> Task
Every line that contains the word "klst" should be copied.

> Supplied records

※ ※ ※

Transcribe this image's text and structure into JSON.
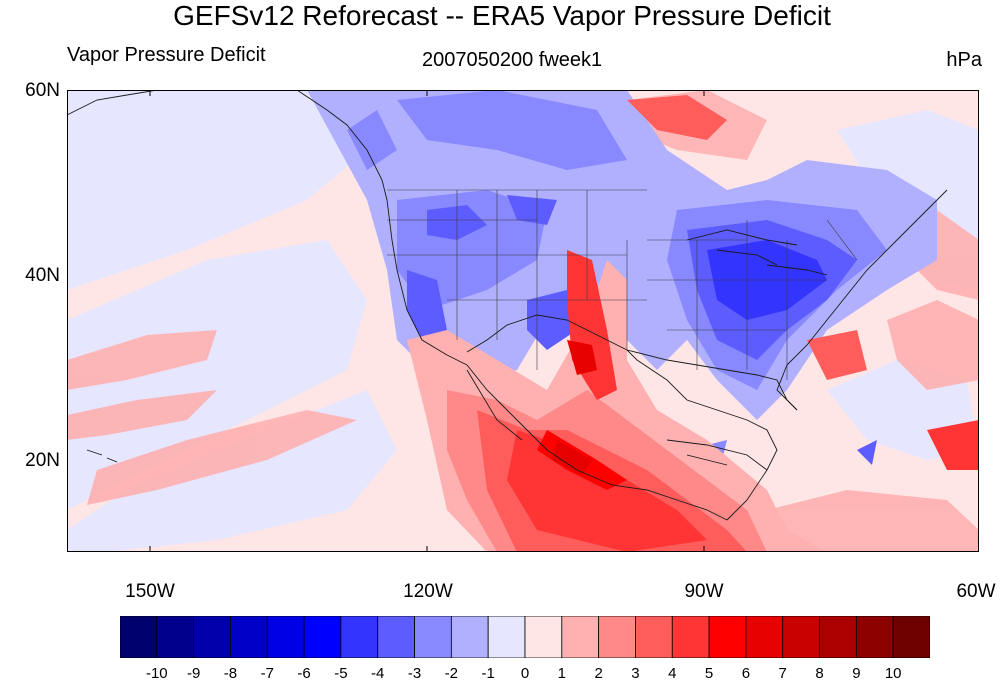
{
  "title": "GEFSv12 Reforecast -- ERA5 Vapor Pressure Deficit",
  "left_string": "Vapor Pressure Deficit",
  "center_string": "2007050200 fweek1",
  "right_string": "hPa",
  "map": {
    "projection": "cylindrical-equidistant",
    "lon_range": [
      -160,
      -60
    ],
    "lat_range": [
      10,
      60
    ],
    "lat_labels": [
      "60N",
      "40N",
      "20N"
    ],
    "lon_labels": [
      "150W",
      "120W",
      "90W",
      "60W"
    ],
    "features": [
      "coastlines",
      "us-state-boundaries",
      "country-boundaries"
    ]
  },
  "colorbar": {
    "labels": [
      "-10",
      "-9",
      "-8",
      "-7",
      "-6",
      "-5",
      "-4",
      "-3",
      "-2",
      "-1",
      "0",
      "1",
      "2",
      "3",
      "4",
      "5",
      "6",
      "7",
      "8",
      "9",
      "10"
    ],
    "colors": [
      "#00006e",
      "#00008c",
      "#0000aa",
      "#0000c8",
      "#0000e6",
      "#0000ff",
      "#3434ff",
      "#5c5cff",
      "#8888ff",
      "#b0b0ff",
      "#e6e6ff",
      "#ffe6e6",
      "#ffb0b0",
      "#ff8888",
      "#ff5c5c",
      "#ff3434",
      "#ff0000",
      "#e60000",
      "#c80000",
      "#aa0000",
      "#8c0000",
      "#6e0000"
    ]
  }
}
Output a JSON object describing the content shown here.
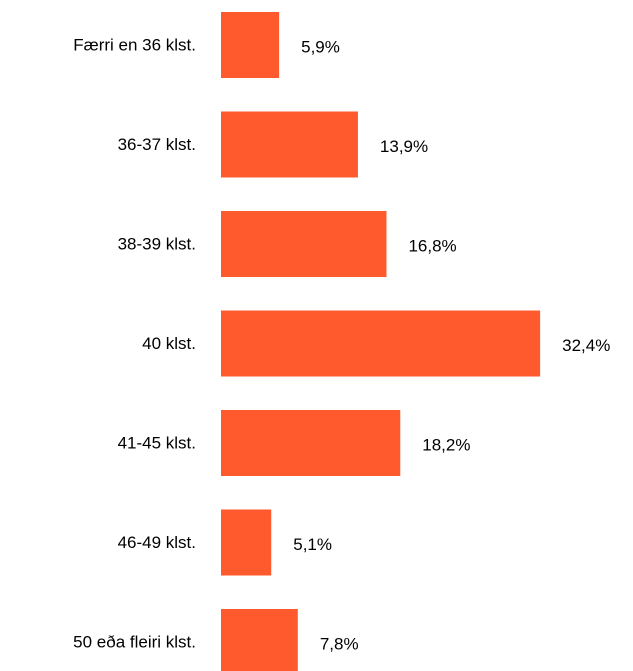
{
  "chart_data": {
    "type": "bar",
    "orientation": "horizontal",
    "categories": [
      "Færri en 36 klst.",
      "36-37 klst.",
      "38-39 klst.",
      "40 klst.",
      "41-45 klst.",
      "46-49 klst.",
      "50 eða fleiri klst."
    ],
    "values": [
      5.9,
      13.9,
      16.8,
      32.4,
      18.2,
      5.1,
      7.8
    ],
    "value_labels": [
      "5,9%",
      "13,9%",
      "16,8%",
      "32,4%",
      "18,2%",
      "5,1%",
      "7,8%"
    ],
    "unit": "%",
    "bar_color": "#ff5a2d",
    "grid": false,
    "legend": "none"
  }
}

※ ※ ※

> Result for this exercise
      "Færri en 36 klst.",
      "36-37 klst.",
      "38-39 klst.",
      "40 klst.",
      "41-45 klst.",
      "46-49 klst.",
      "50 eða fleiri klst."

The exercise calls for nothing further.